### TASK
Calculate how many lines in the following records hold the word "image", and report that number without comment.

### MATERIAL PROVIDED

----

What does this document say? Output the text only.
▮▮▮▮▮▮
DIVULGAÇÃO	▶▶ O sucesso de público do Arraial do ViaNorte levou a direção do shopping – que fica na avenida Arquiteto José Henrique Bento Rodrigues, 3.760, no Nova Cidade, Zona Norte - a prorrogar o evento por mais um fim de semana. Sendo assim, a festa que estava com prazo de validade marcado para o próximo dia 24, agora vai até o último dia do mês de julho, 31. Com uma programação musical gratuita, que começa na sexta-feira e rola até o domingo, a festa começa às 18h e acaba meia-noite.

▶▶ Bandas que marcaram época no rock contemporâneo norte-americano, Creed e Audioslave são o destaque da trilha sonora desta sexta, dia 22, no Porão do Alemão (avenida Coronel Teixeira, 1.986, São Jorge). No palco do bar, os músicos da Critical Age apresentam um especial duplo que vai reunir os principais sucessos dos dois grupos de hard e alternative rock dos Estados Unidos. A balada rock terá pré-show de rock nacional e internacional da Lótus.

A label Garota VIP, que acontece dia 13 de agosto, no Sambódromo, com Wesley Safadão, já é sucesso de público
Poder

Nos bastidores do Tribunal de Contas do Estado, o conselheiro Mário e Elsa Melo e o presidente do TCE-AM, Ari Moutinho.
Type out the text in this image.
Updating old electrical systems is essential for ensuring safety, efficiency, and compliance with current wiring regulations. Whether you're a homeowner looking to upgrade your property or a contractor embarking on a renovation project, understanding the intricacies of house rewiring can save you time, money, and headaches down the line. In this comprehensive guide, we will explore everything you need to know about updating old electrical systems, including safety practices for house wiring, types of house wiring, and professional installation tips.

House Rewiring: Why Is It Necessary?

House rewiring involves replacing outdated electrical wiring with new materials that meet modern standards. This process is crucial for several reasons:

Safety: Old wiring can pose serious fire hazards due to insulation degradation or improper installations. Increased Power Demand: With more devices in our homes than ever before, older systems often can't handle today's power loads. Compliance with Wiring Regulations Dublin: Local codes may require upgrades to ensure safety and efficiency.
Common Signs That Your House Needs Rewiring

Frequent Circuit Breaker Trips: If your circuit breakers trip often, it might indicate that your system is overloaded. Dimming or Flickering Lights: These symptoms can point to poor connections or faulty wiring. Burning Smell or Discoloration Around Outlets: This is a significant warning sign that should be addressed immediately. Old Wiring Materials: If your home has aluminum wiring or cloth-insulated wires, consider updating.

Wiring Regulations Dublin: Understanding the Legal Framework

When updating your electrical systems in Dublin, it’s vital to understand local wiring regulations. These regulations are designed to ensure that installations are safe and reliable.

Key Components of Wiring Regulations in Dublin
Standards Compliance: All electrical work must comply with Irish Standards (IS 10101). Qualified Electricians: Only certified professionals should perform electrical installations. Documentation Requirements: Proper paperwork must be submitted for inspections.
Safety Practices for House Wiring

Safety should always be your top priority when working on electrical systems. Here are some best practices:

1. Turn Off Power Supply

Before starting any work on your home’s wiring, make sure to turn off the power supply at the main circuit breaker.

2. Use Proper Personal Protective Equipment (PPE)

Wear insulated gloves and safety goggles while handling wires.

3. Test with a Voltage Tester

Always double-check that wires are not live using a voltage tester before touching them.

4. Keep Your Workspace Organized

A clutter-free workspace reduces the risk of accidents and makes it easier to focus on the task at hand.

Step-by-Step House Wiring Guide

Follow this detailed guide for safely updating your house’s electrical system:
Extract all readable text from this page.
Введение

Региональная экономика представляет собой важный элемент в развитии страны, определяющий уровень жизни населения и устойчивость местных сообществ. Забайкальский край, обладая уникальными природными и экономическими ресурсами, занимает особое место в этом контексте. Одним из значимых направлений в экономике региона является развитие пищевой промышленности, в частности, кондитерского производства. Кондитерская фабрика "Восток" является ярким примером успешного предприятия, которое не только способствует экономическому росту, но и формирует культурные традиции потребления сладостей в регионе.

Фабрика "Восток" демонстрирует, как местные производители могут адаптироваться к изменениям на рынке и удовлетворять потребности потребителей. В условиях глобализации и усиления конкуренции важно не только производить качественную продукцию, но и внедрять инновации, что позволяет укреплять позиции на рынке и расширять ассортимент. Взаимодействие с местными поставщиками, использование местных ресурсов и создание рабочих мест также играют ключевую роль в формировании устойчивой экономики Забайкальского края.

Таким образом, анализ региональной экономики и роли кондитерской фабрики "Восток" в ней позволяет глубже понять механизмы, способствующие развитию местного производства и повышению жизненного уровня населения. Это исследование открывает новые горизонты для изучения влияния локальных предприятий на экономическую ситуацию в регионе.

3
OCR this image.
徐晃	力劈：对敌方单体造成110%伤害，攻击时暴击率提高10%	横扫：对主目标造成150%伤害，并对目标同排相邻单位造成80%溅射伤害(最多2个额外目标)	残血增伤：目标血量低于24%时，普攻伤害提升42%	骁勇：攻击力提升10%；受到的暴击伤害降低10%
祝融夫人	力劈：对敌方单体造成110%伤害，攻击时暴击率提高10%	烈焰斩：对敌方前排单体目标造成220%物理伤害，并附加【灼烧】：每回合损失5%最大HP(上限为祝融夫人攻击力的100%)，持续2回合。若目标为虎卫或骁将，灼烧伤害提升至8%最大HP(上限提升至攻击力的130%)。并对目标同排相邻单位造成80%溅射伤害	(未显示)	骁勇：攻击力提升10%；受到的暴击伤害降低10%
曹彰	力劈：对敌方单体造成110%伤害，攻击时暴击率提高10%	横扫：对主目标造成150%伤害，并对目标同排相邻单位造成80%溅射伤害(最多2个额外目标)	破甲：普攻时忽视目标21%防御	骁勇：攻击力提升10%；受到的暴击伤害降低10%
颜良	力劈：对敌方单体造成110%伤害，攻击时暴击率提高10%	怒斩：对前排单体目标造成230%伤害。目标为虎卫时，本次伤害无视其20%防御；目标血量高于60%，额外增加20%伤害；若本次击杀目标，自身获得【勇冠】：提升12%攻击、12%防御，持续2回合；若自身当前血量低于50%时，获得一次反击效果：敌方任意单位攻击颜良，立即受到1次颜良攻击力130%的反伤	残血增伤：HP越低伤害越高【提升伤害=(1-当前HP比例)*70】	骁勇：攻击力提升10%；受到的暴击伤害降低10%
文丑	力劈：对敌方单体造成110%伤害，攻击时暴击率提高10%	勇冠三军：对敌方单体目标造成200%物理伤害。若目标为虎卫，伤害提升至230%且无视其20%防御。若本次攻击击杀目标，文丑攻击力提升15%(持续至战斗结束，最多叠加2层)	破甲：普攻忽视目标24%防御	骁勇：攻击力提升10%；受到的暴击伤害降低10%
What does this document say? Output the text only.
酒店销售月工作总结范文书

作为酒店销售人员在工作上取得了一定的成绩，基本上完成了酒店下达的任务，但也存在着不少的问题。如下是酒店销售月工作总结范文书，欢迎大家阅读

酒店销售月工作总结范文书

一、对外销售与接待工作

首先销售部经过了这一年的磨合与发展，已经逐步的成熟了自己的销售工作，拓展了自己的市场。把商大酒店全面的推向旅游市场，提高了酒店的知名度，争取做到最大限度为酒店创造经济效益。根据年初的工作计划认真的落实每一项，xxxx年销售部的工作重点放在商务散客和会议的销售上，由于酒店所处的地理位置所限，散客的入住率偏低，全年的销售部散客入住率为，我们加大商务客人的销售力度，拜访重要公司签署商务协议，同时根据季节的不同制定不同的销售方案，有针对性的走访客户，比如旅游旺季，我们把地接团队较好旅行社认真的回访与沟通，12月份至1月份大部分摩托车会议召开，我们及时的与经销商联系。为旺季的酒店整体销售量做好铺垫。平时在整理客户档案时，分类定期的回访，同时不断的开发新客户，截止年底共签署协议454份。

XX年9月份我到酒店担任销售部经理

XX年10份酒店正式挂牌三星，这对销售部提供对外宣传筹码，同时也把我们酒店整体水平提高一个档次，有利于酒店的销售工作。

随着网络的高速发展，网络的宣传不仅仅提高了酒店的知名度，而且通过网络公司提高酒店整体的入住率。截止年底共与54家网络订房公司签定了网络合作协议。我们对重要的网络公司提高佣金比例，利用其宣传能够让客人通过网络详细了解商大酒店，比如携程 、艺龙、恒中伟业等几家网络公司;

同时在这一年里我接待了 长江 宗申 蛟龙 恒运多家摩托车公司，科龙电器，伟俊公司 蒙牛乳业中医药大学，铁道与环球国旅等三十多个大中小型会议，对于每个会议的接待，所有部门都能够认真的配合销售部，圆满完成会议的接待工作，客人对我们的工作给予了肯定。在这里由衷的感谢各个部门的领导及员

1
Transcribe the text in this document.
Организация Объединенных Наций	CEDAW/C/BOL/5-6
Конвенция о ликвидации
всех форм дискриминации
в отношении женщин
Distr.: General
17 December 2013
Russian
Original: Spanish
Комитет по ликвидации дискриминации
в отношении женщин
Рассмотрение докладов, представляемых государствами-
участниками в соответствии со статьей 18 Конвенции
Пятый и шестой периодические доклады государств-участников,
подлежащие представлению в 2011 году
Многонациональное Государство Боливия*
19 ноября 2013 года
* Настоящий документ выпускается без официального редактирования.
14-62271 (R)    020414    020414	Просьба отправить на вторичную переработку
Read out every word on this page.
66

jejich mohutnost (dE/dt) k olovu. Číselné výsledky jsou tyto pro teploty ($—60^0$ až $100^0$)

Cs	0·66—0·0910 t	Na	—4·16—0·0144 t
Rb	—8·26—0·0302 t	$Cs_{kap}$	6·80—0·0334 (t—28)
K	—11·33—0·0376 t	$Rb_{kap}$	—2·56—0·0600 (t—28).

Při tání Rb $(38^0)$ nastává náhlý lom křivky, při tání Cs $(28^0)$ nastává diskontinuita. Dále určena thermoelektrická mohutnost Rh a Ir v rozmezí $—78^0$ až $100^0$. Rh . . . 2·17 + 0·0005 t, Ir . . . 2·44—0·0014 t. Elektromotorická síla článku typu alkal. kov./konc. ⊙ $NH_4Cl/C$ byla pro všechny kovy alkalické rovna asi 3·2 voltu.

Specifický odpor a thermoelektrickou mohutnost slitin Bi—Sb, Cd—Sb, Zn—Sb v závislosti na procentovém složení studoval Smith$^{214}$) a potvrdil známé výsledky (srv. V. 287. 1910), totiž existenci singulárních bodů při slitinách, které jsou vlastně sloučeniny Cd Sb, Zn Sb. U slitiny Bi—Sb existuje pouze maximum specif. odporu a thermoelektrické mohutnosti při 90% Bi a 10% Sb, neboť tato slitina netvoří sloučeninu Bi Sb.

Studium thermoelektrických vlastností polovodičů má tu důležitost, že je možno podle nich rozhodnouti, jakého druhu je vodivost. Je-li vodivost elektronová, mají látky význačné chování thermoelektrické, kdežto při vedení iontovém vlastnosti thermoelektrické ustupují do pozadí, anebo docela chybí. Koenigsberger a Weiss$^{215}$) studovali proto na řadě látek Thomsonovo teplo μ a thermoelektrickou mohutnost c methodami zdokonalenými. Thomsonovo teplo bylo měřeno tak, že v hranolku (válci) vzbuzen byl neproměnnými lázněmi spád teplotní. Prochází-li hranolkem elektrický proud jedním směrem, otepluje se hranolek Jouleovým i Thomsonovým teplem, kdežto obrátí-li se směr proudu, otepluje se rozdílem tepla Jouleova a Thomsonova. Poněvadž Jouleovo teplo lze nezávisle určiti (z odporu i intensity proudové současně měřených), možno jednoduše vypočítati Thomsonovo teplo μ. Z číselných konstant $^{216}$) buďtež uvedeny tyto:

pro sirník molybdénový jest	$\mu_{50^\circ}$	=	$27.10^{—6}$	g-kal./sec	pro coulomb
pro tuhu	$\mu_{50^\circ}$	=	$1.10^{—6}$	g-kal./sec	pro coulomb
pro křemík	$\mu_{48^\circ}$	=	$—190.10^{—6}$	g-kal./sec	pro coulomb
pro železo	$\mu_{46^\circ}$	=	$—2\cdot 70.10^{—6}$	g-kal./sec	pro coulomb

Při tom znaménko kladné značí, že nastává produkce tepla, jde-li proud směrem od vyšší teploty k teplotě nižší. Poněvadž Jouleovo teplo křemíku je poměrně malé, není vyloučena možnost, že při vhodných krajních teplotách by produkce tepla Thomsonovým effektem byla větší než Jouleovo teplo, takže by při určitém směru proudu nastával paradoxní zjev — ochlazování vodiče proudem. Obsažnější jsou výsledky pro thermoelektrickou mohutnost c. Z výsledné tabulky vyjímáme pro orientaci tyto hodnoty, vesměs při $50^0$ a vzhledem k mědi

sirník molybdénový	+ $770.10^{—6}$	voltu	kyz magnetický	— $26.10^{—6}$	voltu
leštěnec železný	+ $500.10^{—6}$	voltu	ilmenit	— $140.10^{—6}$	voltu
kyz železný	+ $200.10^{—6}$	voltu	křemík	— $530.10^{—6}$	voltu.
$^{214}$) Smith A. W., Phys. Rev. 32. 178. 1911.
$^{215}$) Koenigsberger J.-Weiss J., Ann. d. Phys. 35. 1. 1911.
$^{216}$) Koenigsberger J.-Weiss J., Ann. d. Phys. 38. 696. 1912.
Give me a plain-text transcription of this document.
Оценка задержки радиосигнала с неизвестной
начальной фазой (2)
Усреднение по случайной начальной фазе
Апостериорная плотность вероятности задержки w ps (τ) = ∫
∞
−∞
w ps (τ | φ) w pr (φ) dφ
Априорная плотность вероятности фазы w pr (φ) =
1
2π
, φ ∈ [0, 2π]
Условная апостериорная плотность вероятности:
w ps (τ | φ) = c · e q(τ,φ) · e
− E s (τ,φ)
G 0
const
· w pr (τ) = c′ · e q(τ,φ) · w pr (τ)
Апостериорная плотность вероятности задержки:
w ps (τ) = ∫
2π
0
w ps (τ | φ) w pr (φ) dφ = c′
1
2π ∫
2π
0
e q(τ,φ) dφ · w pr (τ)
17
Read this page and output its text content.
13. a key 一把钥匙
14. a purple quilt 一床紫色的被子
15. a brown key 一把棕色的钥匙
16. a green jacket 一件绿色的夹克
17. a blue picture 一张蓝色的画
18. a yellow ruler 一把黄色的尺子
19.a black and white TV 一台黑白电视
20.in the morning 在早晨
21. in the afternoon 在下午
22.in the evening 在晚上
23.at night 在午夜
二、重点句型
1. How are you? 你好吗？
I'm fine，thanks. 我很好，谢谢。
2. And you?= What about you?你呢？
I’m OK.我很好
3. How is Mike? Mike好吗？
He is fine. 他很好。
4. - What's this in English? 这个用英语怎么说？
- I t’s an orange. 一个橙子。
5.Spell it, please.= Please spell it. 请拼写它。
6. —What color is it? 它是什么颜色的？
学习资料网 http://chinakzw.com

----

### SOLUTION
2